What you will do: Below is a listing to write out in full, exactly as given, without its pictures.

• • • • •

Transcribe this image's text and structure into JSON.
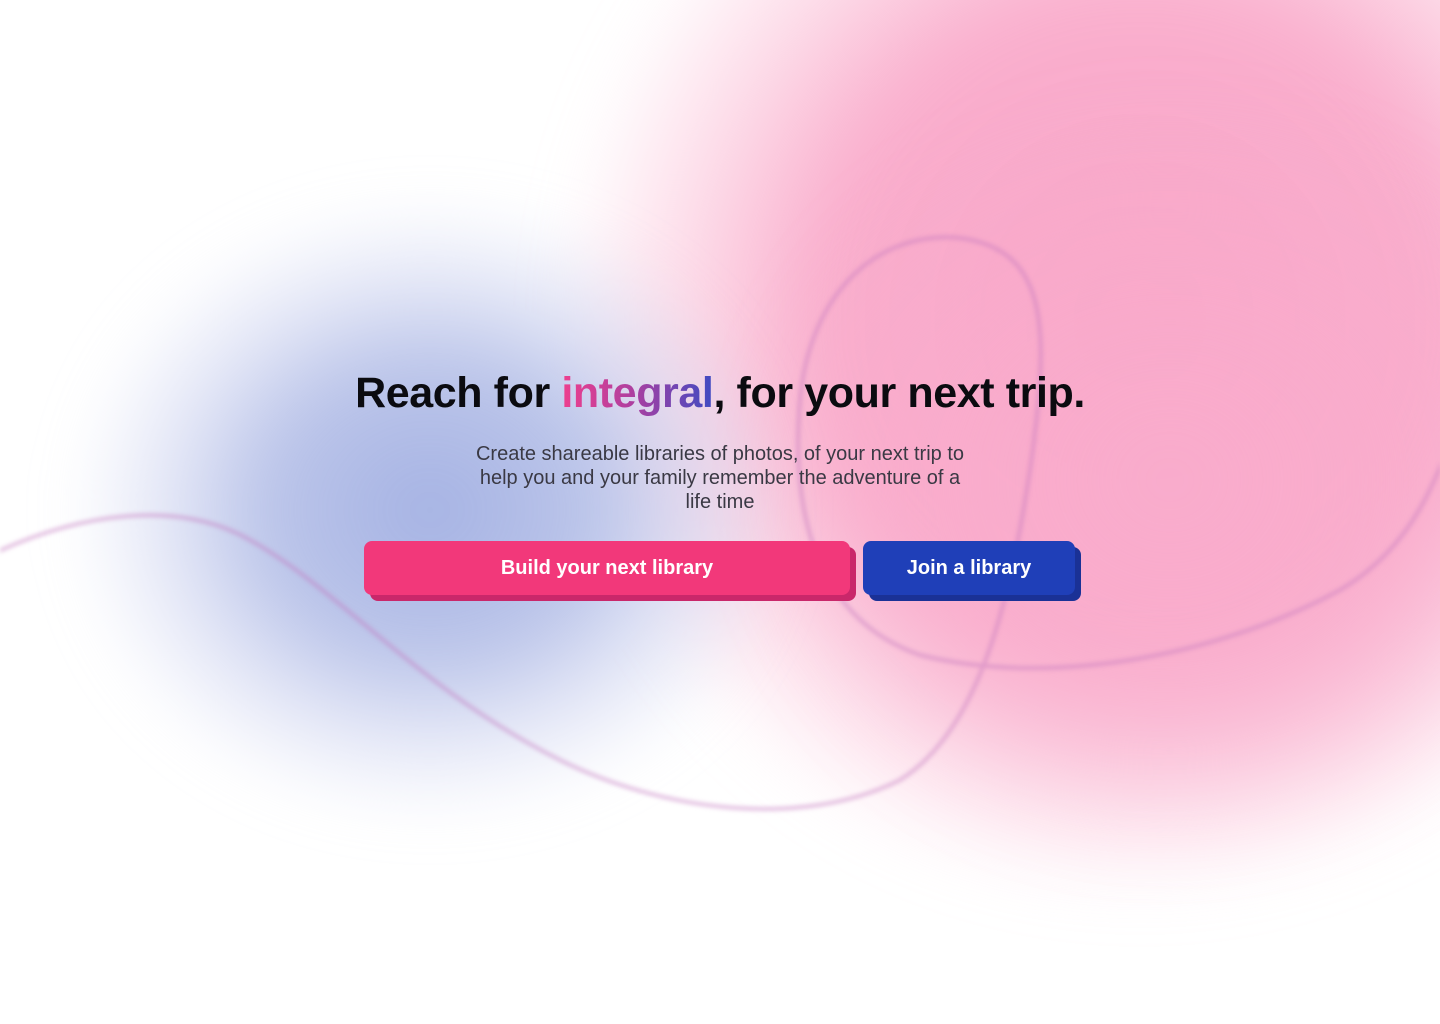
{
  "hero": {
    "headline_prefix": "Reach for ",
    "headline_accent": "integral",
    "headline_suffix": ", for your next trip.",
    "subtitle": "Create shareable libraries of photos, of your next trip to help you and your family remember the adventure of a life time"
  },
  "actions": {
    "primary_label": "Build your next library",
    "secondary_label": "Join a library"
  },
  "colors": {
    "primary_button": "#f2387a",
    "primary_button_shadow": "#c9276a",
    "secondary_button": "#1f3fb8",
    "secondary_button_shadow": "#1a3196",
    "accent_gradient_start": "#ee3f8e",
    "accent_gradient_end": "#3f4bc2",
    "background_pink": "#f9a8c9",
    "background_blue": "#a0aee2"
  }
}
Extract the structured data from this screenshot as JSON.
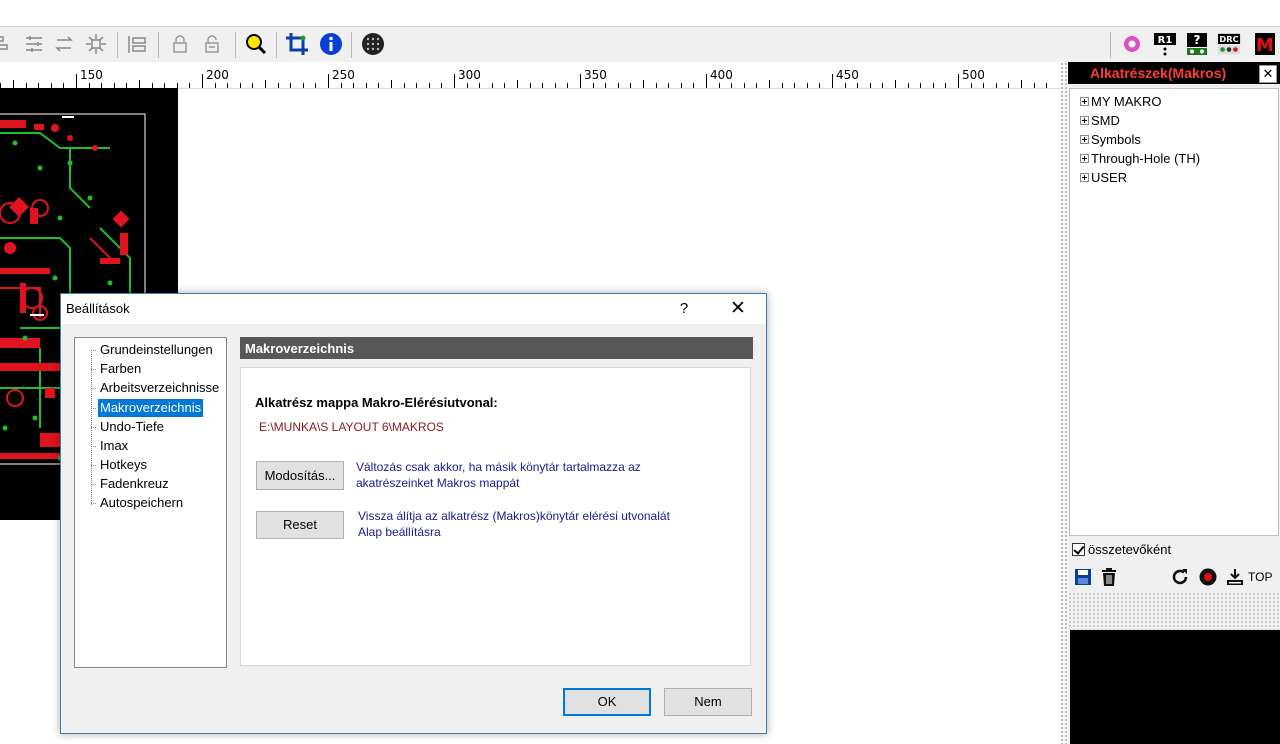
{
  "toolbar": {
    "icons": [
      "align-icon",
      "align-icon",
      "rotate-icon",
      "explode-icon",
      "properties-icon",
      "lock-icon",
      "unlock-icon",
      "zoom-icon",
      "crop-icon",
      "info-icon",
      "grid-icon",
      "pad-icon",
      "r1-icon",
      "help-icon",
      "drc-icon",
      "macro-icon"
    ],
    "r1_label": "R1",
    "drc_label": "DRC"
  },
  "ruler": {
    "labels": [
      "150",
      "200",
      "250",
      "300",
      "350",
      "400",
      "450",
      "500"
    ]
  },
  "panel": {
    "title": "Alkatrészek(Makros)",
    "close_glyph": "✕",
    "tree": [
      {
        "label": "MY MAKRO"
      },
      {
        "label": "SMD"
      },
      {
        "label": "Symbols"
      },
      {
        "label": "Through-Hole (TH)"
      },
      {
        "label": "USER"
      }
    ],
    "checkbox_label": "összetevőként",
    "checkbox_checked": true,
    "top_label": "TOP"
  },
  "dialog": {
    "title": "Beállítások",
    "help_glyph": "?",
    "close_glyph": "✕",
    "nav": [
      {
        "label": "Grundeinstellungen"
      },
      {
        "label": "Farben"
      },
      {
        "label": "Arbeitsverzeichnisse"
      },
      {
        "label": "Makroverzeichnis",
        "selected": true
      },
      {
        "label": "Undo-Tiefe"
      },
      {
        "label": "Imax"
      },
      {
        "label": "Hotkeys"
      },
      {
        "label": "Fadenkreuz"
      },
      {
        "label": "Autospeichern"
      }
    ],
    "section_header": "Makroverzeichnis",
    "path_label": "Alkatrész mappa Makro-Elérésiutvonal:",
    "path_value": "E:\\MUNKA\\S LAYOUT 6\\MAKROS",
    "modify_button": "Modosítás...",
    "modify_desc_1": "Változás csak akkor, ha másik könytár tartalmazza az",
    "modify_desc_2": "akatrészeinket Makros mappát",
    "reset_button": "Reset",
    "reset_desc_1": "Vissza álítja az alkatrész (Makros)könytár elérési utvonalát",
    "reset_desc_2": "Alap beállításra",
    "ok_button": "OK",
    "cancel_button": "Nem"
  },
  "colors": {
    "accent": "#0078d7",
    "panel_title": "#ff3b3b",
    "path_value": "#8b1a1a",
    "desc_text": "#1a1a8c",
    "pcb_red": "#e0141e",
    "pcb_green": "#1fbf2c"
  }
}
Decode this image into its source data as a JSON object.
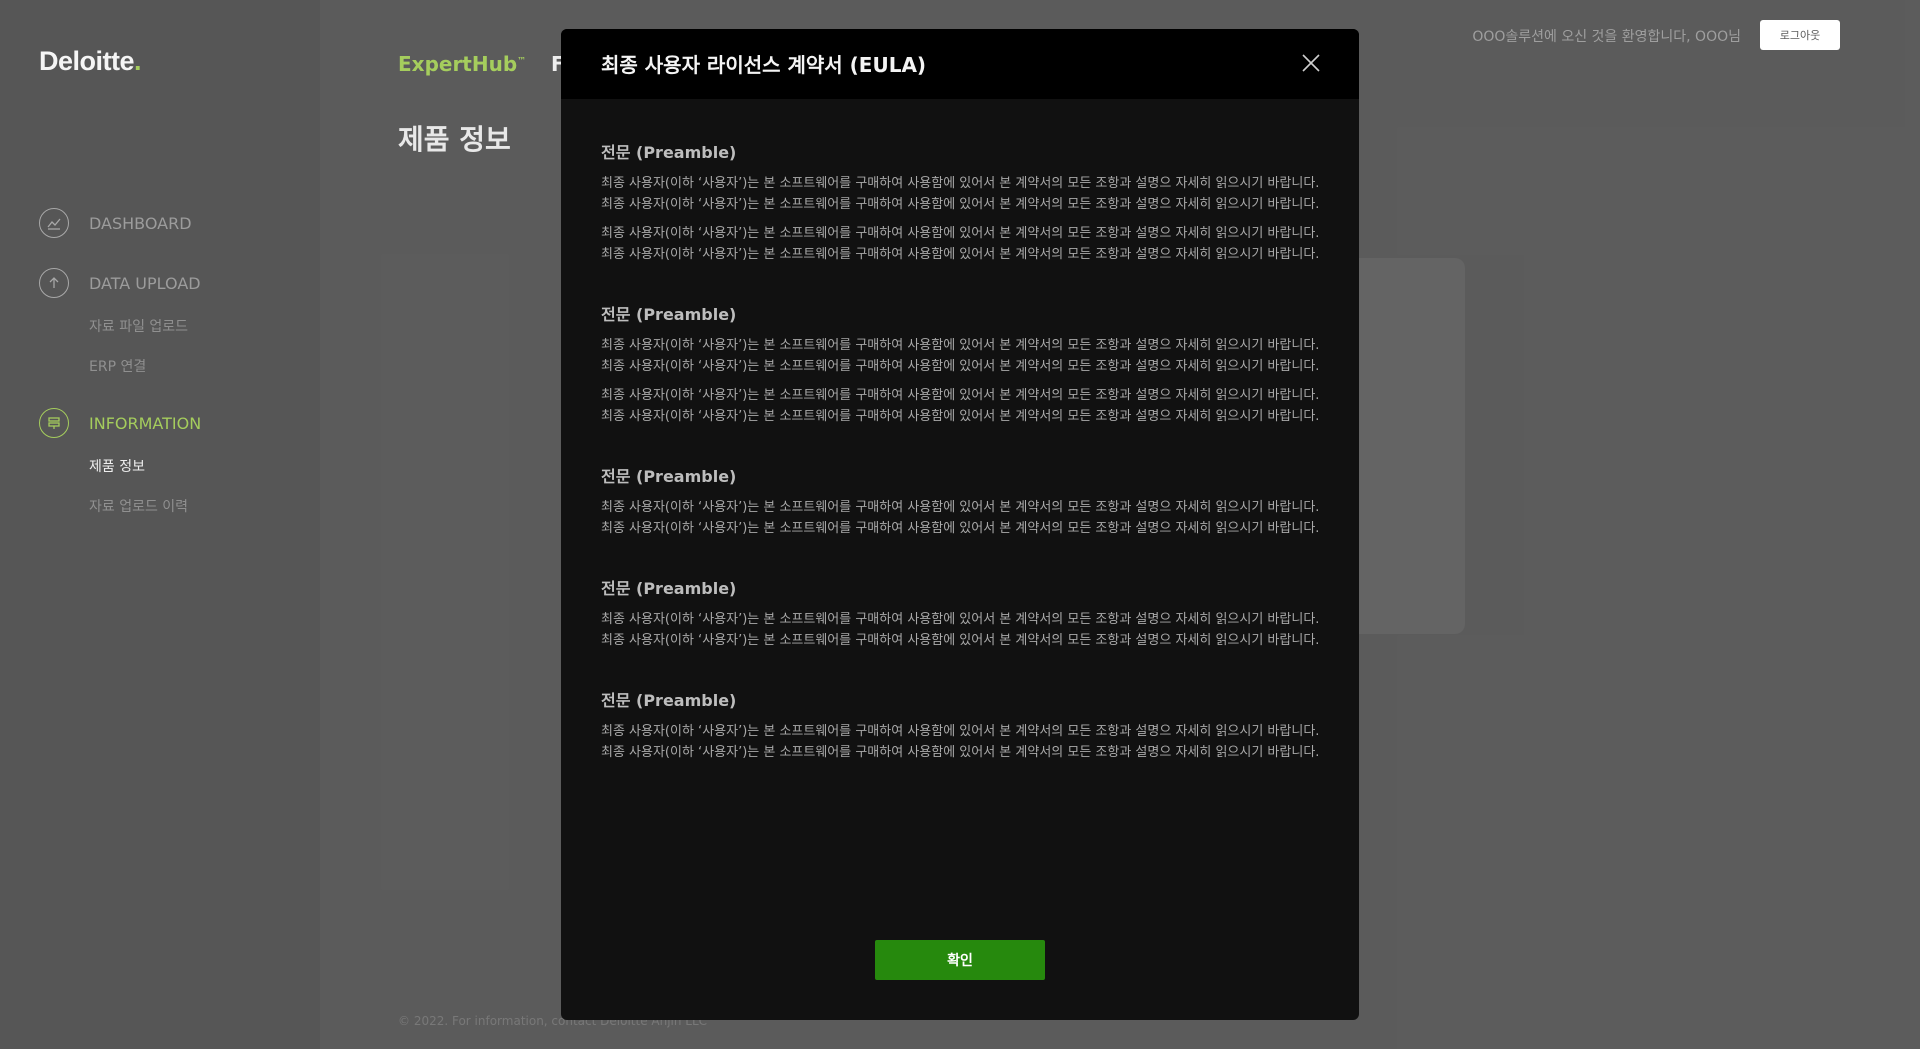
{
  "sidebar": {
    "logo_text": "Deloitte",
    "logo_dot": ".",
    "groups": [
      {
        "label": "DASHBOARD",
        "icon": "chart-line-icon",
        "subs": []
      },
      {
        "label": "DATA UPLOAD",
        "icon": "upload-icon",
        "subs": [
          "자료 파일 업로드",
          "ERP 연결"
        ]
      },
      {
        "label": "INFORMATION",
        "icon": "info-icon",
        "subs": [
          "제품 정보",
          "자료 업로드 이력"
        ]
      }
    ]
  },
  "header": {
    "brand": "ExpertHub",
    "brand_tm": "™",
    "brand_after": "F",
    "page_title": "제품 정보",
    "welcome": "OOO솔루션에 오신 것을 환영합니다, OOO님",
    "logout_label": "로그아웃"
  },
  "footer": {
    "text": "© 2022. For information, contact Deloitte Anjin LLC"
  },
  "modal": {
    "title": "최종 사용자 라이선스 계약서 (EULA)",
    "confirm_label": "확인",
    "sections": [
      {
        "title": "전문 (Preamble)",
        "paragraphs": [
          "최종 사용자(이하 ‘사용자’)는 본 소프트웨어를 구매하여 사용함에 있어서 본 계약서의 모든 조항과 설명으 자세히 읽으시기 바랍니다. 최종 사용자(이하 ‘사용자’)는 본 소프트웨어를 구매하여 사용함에 있어서 본 계약서의 모든 조항과 설명으 자세히 읽으시기 바랍니다.",
          "최종 사용자(이하 ‘사용자’)는 본 소프트웨어를 구매하여 사용함에 있어서 본 계약서의 모든 조항과 설명으 자세히 읽으시기 바랍니다. 최종 사용자(이하 ‘사용자’)는 본 소프트웨어를 구매하여 사용함에 있어서 본 계약서의 모든 조항과 설명으 자세히 읽으시기 바랍니다."
        ]
      },
      {
        "title": "전문 (Preamble)",
        "paragraphs": [
          "최종 사용자(이하 ‘사용자’)는 본 소프트웨어를 구매하여 사용함에 있어서 본 계약서의 모든 조항과 설명으 자세히 읽으시기 바랍니다. 최종 사용자(이하 ‘사용자’)는 본 소프트웨어를 구매하여 사용함에 있어서 본 계약서의 모든 조항과 설명으 자세히 읽으시기 바랍니다.",
          "최종 사용자(이하 ‘사용자’)는 본 소프트웨어를 구매하여 사용함에 있어서 본 계약서의 모든 조항과 설명으 자세히 읽으시기 바랍니다. 최종 사용자(이하 ‘사용자’)는 본 소프트웨어를 구매하여 사용함에 있어서 본 계약서의 모든 조항과 설명으 자세히 읽으시기 바랍니다."
        ]
      },
      {
        "title": "전문 (Preamble)",
        "paragraphs": [
          "최종 사용자(이하 ‘사용자’)는 본 소프트웨어를 구매하여 사용함에 있어서 본 계약서의 모든 조항과 설명으 자세히 읽으시기 바랍니다. 최종 사용자(이하 ‘사용자’)는 본 소프트웨어를 구매하여 사용함에 있어서 본 계약서의 모든 조항과 설명으 자세히 읽으시기 바랍니다."
        ]
      },
      {
        "title": "전문 (Preamble)",
        "paragraphs": [
          "최종 사용자(이하 ‘사용자’)는 본 소프트웨어를 구매하여 사용함에 있어서 본 계약서의 모든 조항과 설명으 자세히 읽으시기 바랍니다. 최종 사용자(이하 ‘사용자’)는 본 소프트웨어를 구매하여 사용함에 있어서 본 계약서의 모든 조항과 설명으 자세히 읽으시기 바랍니다."
        ]
      },
      {
        "title": "전문 (Preamble)",
        "paragraphs": [
          "최종 사용자(이하 ‘사용자’)는 본 소프트웨어를 구매하여 사용함에 있어서 본 계약서의 모든 조항과 설명으 자세히 읽으시기 바랍니다. 최종 사용자(이하 ‘사용자’)는 본 소프트웨어를 구매하여 사용함에 있어서 본 계약서의 모든 조항과 설명으 자세히 읽으시기 바랍니다."
        ]
      }
    ]
  },
  "colors": {
    "accent": "#86bc25",
    "confirm": "#26890d",
    "modal_bg": "#111111",
    "modal_header": "#000000"
  }
}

• • • • •

Response below:
Transcribe this image's text and structure into JSON.
{
  "hero": {
    "headline_prefix": "Reach for ",
    "headline_accent": "integral",
    "headline_suffix": ", for your next trip.",
    "subtitle": "Create shareable libraries of photos, of your next trip to help you and your family remember the adventure of a life time"
  },
  "actions": {
    "primary_label": "Build your next library",
    "secondary_label": "Join a library"
  },
  "colors": {
    "primary_button": "#f2387a",
    "primary_button_shadow": "#c9276a",
    "secondary_button": "#1f3fb8",
    "secondary_button_shadow": "#1a3196",
    "accent_gradient_start": "#ee3f8e",
    "accent_gradient_end": "#3f4bc2",
    "background_pink": "#f9a8c9",
    "background_blue": "#a0aee2"
  }
}
Extract the structured data from this screenshot as JSON.
{
  "toolbar": {
    "icons": [
      "align-icon",
      "align-icon",
      "rotate-icon",
      "explode-icon",
      "properties-icon",
      "lock-icon",
      "unlock-icon",
      "zoom-icon",
      "crop-icon",
      "info-icon",
      "grid-icon",
      "pad-icon",
      "r1-icon",
      "help-icon",
      "drc-icon",
      "macro-icon"
    ],
    "r1_label": "R1",
    "drc_label": "DRC"
  },
  "ruler": {
    "labels": [
      "150",
      "200",
      "250",
      "300",
      "350",
      "400",
      "450",
      "500"
    ]
  },
  "panel": {
    "title": "Alkatrészek(Makros)",
    "close_glyph": "✕",
    "tree": [
      {
        "label": "MY MAKRO"
      },
      {
        "label": "SMD"
      },
      {
        "label": "Symbols"
      },
      {
        "label": "Through-Hole (TH)"
      },
      {
        "label": "USER"
      }
    ],
    "checkbox_label": "összetevőként",
    "checkbox_checked": true,
    "top_label": "TOP"
  },
  "dialog": {
    "title": "Beállítások",
    "help_glyph": "?",
    "close_glyph": "✕",
    "nav": [
      {
        "label": "Grundeinstellungen"
      },
      {
        "label": "Farben"
      },
      {
        "label": "Arbeitsverzeichnisse"
      },
      {
        "label": "Makroverzeichnis",
        "selected": true
      },
      {
        "label": "Undo-Tiefe"
      },
      {
        "label": "Imax"
      },
      {
        "label": "Hotkeys"
      },
      {
        "label": "Fadenkreuz"
      },
      {
        "label": "Autospeichern"
      }
    ],
    "section_header": "Makroverzeichnis",
    "path_label": "Alkatrész mappa Makro-Elérésiutvonal:",
    "path_value": "E:\\MUNKA\\S LAYOUT 6\\MAKROS",
    "modify_button": "Modosítás...",
    "modify_desc_1": "Változás csak akkor, ha másik könytár tartalmazza az",
    "modify_desc_2": "akatrészeinket Makros mappát",
    "reset_button": "Reset",
    "reset_desc_1": "Vissza álítja az alkatrész (Makros)könytár elérési utvonalát",
    "reset_desc_2": "Alap beállításra",
    "ok_button": "OK",
    "cancel_button": "Nem"
  },
  "colors": {
    "accent": "#0078d7",
    "panel_title": "#ff3b3b",
    "path_value": "#8b1a1a",
    "desc_text": "#1a1a8c",
    "pcb_red": "#e0141e",
    "pcb_green": "#1fbf2c"
  }
}
Decode this image into its source data as a JSON object.
{
  "sidebar": {
    "logo_text": "Deloitte",
    "logo_dot": ".",
    "groups": [
      {
        "label": "DASHBOARD",
        "icon": "chart-line-icon",
        "subs": []
      },
      {
        "label": "DATA UPLOAD",
        "icon": "upload-icon",
        "subs": [
          "자료 파일 업로드",
          "ERP 연결"
        ]
      },
      {
        "label": "INFORMATION",
        "icon": "info-icon",
        "subs": [
          "제품 정보",
          "자료 업로드 이력"
        ]
      }
    ]
  },
  "header": {
    "brand": "ExpertHub",
    "brand_tm": "™",
    "brand_after": "F",
    "page_title": "제품 정보",
    "welcome": "OOO솔루션에 오신 것을 환영합니다, OOO님",
    "logout_label": "로그아웃"
  },
  "footer": {
    "text": "© 2022. For information, contact Deloitte Anjin LLC"
  },
  "modal": {
    "title": "최종 사용자 라이선스 계약서 (EULA)",
    "confirm_label": "확인",
    "sections": [
      {
        "title": "전문 (Preamble)",
        "paragraphs": [
          "최종 사용자(이하 ‘사용자’)는 본 소프트웨어를 구매하여 사용함에 있어서 본 계약서의 모든 조항과 설명으 자세히 읽으시기 바랍니다. 최종 사용자(이하 ‘사용자’)는 본 소프트웨어를 구매하여 사용함에 있어서 본 계약서의 모든 조항과 설명으 자세히 읽으시기 바랍니다.",
          "최종 사용자(이하 ‘사용자’)는 본 소프트웨어를 구매하여 사용함에 있어서 본 계약서의 모든 조항과 설명으 자세히 읽으시기 바랍니다. 최종 사용자(이하 ‘사용자’)는 본 소프트웨어를 구매하여 사용함에 있어서 본 계약서의 모든 조항과 설명으 자세히 읽으시기 바랍니다."
        ]
      },
      {
        "title": "전문 (Preamble)",
        "paragraphs": [
          "최종 사용자(이하 ‘사용자’)는 본 소프트웨어를 구매하여 사용함에 있어서 본 계약서의 모든 조항과 설명으 자세히 읽으시기 바랍니다. 최종 사용자(이하 ‘사용자’)는 본 소프트웨어를 구매하여 사용함에 있어서 본 계약서의 모든 조항과 설명으 자세히 읽으시기 바랍니다.",
          "최종 사용자(이하 ‘사용자’)는 본 소프트웨어를 구매하여 사용함에 있어서 본 계약서의 모든 조항과 설명으 자세히 읽으시기 바랍니다. 최종 사용자(이하 ‘사용자’)는 본 소프트웨어를 구매하여 사용함에 있어서 본 계약서의 모든 조항과 설명으 자세히 읽으시기 바랍니다."
        ]
      },
      {
        "title": "전문 (Preamble)",
        "paragraphs": [
          "최종 사용자(이하 ‘사용자’)는 본 소프트웨어를 구매하여 사용함에 있어서 본 계약서의 모든 조항과 설명으 자세히 읽으시기 바랍니다. 최종 사용자(이하 ‘사용자’)는 본 소프트웨어를 구매하여 사용함에 있어서 본 계약서의 모든 조항과 설명으 자세히 읽으시기 바랍니다."
        ]
      },
      {
        "title": "전문 (Preamble)",
        "paragraphs": [
          "최종 사용자(이하 ‘사용자’)는 본 소프트웨어를 구매하여 사용함에 있어서 본 계약서의 모든 조항과 설명으 자세히 읽으시기 바랍니다. 최종 사용자(이하 ‘사용자’)는 본 소프트웨어를 구매하여 사용함에 있어서 본 계약서의 모든 조항과 설명으 자세히 읽으시기 바랍니다."
        ]
      },
      {
        "title": "전문 (Preamble)",
        "paragraphs": [
          "최종 사용자(이하 ‘사용자’)는 본 소프트웨어를 구매하여 사용함에 있어서 본 계약서의 모든 조항과 설명으 자세히 읽으시기 바랍니다. 최종 사용자(이하 ‘사용자’)는 본 소프트웨어를 구매하여 사용함에 있어서 본 계약서의 모든 조항과 설명으 자세히 읽으시기 바랍니다."
        ]
      }
    ]
  },
  "colors": {
    "accent": "#86bc25",
    "confirm": "#26890d",
    "modal_bg": "#111111",
    "modal_header": "#000000"
  }
}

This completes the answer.